Given task:
Report only the number of lines holding "просто".

Dataset excerpts:
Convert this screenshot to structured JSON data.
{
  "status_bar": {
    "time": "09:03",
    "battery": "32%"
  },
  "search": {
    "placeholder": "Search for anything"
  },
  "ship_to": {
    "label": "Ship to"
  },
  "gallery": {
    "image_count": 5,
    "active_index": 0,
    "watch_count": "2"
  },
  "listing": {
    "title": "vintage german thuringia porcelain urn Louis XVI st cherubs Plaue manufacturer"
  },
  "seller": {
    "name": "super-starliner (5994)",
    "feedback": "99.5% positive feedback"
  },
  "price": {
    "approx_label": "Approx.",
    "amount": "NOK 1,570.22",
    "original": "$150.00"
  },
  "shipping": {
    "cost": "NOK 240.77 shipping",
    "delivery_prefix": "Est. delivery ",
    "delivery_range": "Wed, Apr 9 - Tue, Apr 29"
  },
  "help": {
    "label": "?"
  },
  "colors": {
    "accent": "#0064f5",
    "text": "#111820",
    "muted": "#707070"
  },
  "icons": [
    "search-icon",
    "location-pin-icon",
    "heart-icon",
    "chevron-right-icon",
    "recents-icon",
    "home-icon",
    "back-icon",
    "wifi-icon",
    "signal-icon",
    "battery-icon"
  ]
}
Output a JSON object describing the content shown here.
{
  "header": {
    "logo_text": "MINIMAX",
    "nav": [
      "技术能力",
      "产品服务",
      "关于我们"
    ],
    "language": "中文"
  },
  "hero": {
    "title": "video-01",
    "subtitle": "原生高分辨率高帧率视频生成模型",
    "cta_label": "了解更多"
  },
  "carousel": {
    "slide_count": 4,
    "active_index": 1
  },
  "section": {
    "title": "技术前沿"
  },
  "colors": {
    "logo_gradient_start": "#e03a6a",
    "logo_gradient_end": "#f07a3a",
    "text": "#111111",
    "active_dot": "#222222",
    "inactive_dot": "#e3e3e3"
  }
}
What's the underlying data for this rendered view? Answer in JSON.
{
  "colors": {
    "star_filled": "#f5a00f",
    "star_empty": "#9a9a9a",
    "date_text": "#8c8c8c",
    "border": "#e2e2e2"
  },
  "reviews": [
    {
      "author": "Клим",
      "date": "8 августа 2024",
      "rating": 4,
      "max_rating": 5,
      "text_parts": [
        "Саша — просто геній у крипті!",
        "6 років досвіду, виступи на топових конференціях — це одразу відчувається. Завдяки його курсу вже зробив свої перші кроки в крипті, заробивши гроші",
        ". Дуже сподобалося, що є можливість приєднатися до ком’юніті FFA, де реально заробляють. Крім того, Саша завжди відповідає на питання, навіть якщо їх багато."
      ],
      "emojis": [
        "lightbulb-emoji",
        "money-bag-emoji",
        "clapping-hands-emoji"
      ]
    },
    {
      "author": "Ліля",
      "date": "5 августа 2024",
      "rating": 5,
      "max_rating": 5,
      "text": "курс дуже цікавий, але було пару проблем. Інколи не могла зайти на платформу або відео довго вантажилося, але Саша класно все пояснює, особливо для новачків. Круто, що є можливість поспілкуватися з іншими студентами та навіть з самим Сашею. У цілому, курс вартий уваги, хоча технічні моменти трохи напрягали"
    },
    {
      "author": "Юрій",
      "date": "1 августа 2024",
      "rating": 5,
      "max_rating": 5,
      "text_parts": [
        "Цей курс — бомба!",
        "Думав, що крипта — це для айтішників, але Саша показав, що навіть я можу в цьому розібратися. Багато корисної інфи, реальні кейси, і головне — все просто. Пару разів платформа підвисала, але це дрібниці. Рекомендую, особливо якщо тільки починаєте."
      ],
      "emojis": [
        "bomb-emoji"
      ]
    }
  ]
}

The solution:
2